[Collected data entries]
□ □ □ □ □

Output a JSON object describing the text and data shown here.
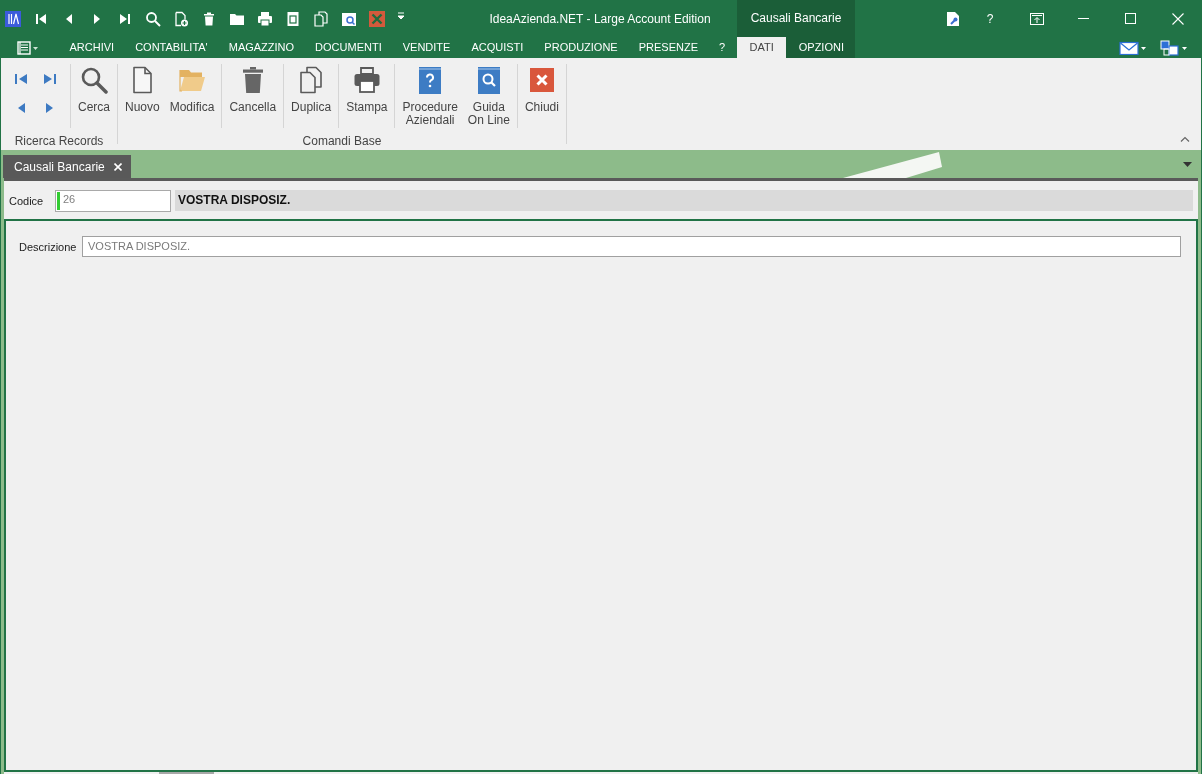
{
  "window": {
    "title": "IdeaAzienda.NET - Large Account Edition",
    "help_button": "?"
  },
  "context_group": {
    "title": "Causali Bancarie",
    "tabs": [
      {
        "label": "DATI",
        "selected": true
      },
      {
        "label": "OPZIONI",
        "selected": false
      }
    ]
  },
  "ribbon_tabs": [
    {
      "label": "ARCHIVI",
      "selected": false
    },
    {
      "label": "CONTABILITA'",
      "selected": false
    },
    {
      "label": "MAGAZZINO",
      "selected": false
    },
    {
      "label": "DOCUMENTI",
      "selected": false
    },
    {
      "label": "VENDITE",
      "selected": false
    },
    {
      "label": "ACQUISTI",
      "selected": false
    },
    {
      "label": "PRODUZIONE",
      "selected": false
    },
    {
      "label": "PRESENZE",
      "selected": false
    },
    {
      "label": "?",
      "selected": false
    }
  ],
  "ribbon_groups": [
    {
      "label": "Ricerca Records",
      "sections": [
        {
          "kind": "nav"
        },
        {
          "kind": "large",
          "buttons": [
            {
              "label": "Cerca"
            }
          ]
        }
      ]
    },
    {
      "label": "Comandi Base",
      "sections": [
        {
          "kind": "large",
          "buttons": [
            {
              "label": "Nuovo"
            },
            {
              "label": "Modifica"
            }
          ]
        },
        {
          "kind": "large",
          "buttons": [
            {
              "label": "Cancella"
            }
          ]
        },
        {
          "kind": "large",
          "buttons": [
            {
              "label": "Duplica"
            }
          ]
        },
        {
          "kind": "large",
          "buttons": [
            {
              "label": "Stampa"
            }
          ]
        },
        {
          "kind": "large",
          "buttons": [
            {
              "label": "Procedure\nAziendali"
            },
            {
              "label": "Guida\nOn Line"
            }
          ]
        },
        {
          "kind": "large",
          "buttons": [
            {
              "label": "Chiudi"
            }
          ]
        }
      ]
    }
  ],
  "document_tabs": [
    {
      "label": "Causali Bancarie",
      "selected": true
    }
  ],
  "record_header": {
    "code_label": "Codice",
    "code_value": "26",
    "description": "VOSTRA DISPOSIZ."
  },
  "form_fields": [
    {
      "label": "Descrizione",
      "value": "VOSTRA DISPOSIZ."
    }
  ]
}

□ □ □ □ □

GOAL — Retype each record exactly as it stands, but do not include the pictures.

OUTPUT OF THE EXERCISE —
Output a JSON object describing the text and data shown here.
{
  "window": {
    "title": "IdeaAzienda.NET - Large Account Edition",
    "help_button": "?"
  },
  "context_group": {
    "title": "Causali Bancarie",
    "tabs": [
      {
        "label": "DATI",
        "selected": true
      },
      {
        "label": "OPZIONI",
        "selected": false
      }
    ]
  },
  "ribbon_tabs": [
    {
      "label": "ARCHIVI",
      "selected": false
    },
    {
      "label": "CONTABILITA'",
      "selected": false
    },
    {
      "label": "MAGAZZINO",
      "selected": false
    },
    {
      "label": "DOCUMENTI",
      "selected": false
    },
    {
      "label": "VENDITE",
      "selected": false
    },
    {
      "label": "ACQUISTI",
      "selected": false
    },
    {
      "label": "PRODUZIONE",
      "selected": false
    },
    {
      "label": "PRESENZE",
      "selected": false
    },
    {
      "label": "?",
      "selected": false
    }
  ],
  "ribbon_groups": [
    {
      "label": "Ricerca Records",
      "sections": [
        {
          "kind": "nav"
        },
        {
          "kind": "large",
          "buttons": [
            {
              "label": "Cerca"
            }
          ]
        }
      ]
    },
    {
      "label": "Comandi Base",
      "sections": [
        {
          "kind": "large",
          "buttons": [
            {
              "label": "Nuovo"
            },
            {
              "label": "Modifica"
            }
          ]
        },
        {
          "kind": "large",
          "buttons": [
            {
              "label": "Cancella"
            }
          ]
        },
        {
          "kind": "large",
          "buttons": [
            {
              "label": "Duplica"
            }
          ]
        },
        {
          "kind": "large",
          "buttons": [
            {
              "label": "Stampa"
            }
          ]
        },
        {
          "kind": "large",
          "buttons": [
            {
              "label": "Procedure\nAziendali"
            },
            {
              "label": "Guida\nOn Line"
            }
          ]
        },
        {
          "kind": "large",
          "buttons": [
            {
              "label": "Chiudi"
            }
          ]
        }
      ]
    }
  ],
  "document_tabs": [
    {
      "label": "Causali Bancarie",
      "selected": true
    }
  ],
  "record_header": {
    "code_label": "Codice",
    "code_value": "26",
    "description": "VOSTRA DISPOSIZ."
  },
  "form_fields": [
    {
      "label": "Descrizione",
      "value": "VOSTRA DISPOSIZ."
    }
  ]
}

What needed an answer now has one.